Data entries for graphics:
━━━━━━━━━━━━━━━━

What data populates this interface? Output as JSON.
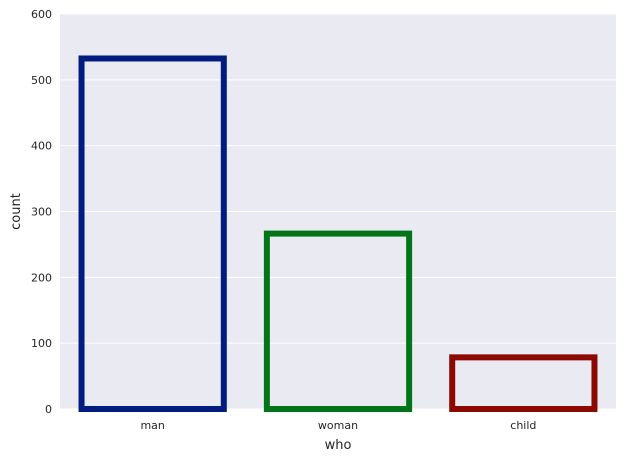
{
  "chart_data": {
    "type": "bar",
    "categories": [
      "man",
      "woman",
      "child"
    ],
    "values": [
      537,
      271,
      83
    ],
    "xlabel": "who",
    "ylabel": "count",
    "ylim": [
      0,
      600
    ],
    "yticks": [
      0,
      100,
      200,
      300,
      400,
      500,
      600
    ],
    "grid": true,
    "bar_style": "outline",
    "colors": [
      "#001c7f",
      "#017517",
      "#8c0900"
    ],
    "plot_background": "#eaeaf2",
    "grid_color": "#ffffff"
  }
}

━━━━━━━━━━━━━━━━

- Work to complete -
Set down all the entries exactly as they appear, but skip any pictures.

- Answer -
What data populates this interface? Output as JSON.
{
  "chart_data": {
    "type": "bar",
    "categories": [
      "man",
      "woman",
      "child"
    ],
    "values": [
      537,
      271,
      83
    ],
    "xlabel": "who",
    "ylabel": "count",
    "ylim": [
      0,
      600
    ],
    "yticks": [
      0,
      100,
      200,
      300,
      400,
      500,
      600
    ],
    "grid": true,
    "bar_style": "outline",
    "colors": [
      "#001c7f",
      "#017517",
      "#8c0900"
    ],
    "plot_background": "#eaeaf2",
    "grid_color": "#ffffff"
  }
}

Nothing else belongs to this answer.